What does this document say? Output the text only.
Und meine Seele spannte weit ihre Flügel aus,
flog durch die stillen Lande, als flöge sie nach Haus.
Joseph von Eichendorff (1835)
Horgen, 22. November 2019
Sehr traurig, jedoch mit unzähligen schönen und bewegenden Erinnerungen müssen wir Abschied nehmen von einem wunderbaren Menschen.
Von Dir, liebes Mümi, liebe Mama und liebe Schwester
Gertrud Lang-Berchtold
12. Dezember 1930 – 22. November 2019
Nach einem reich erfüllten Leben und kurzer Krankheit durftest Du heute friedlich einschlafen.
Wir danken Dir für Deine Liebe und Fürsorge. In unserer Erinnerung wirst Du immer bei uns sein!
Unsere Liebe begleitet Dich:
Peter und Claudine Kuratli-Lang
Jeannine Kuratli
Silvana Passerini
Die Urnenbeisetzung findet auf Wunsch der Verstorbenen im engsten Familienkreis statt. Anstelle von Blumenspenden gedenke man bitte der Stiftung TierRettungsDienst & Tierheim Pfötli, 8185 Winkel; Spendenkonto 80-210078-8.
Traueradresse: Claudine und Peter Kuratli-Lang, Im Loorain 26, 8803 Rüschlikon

--

TO BE DONE: Determine how many lines of the listing above hold the word "Kuratli". Report that number without anything else.

WORKED ANSWER: 3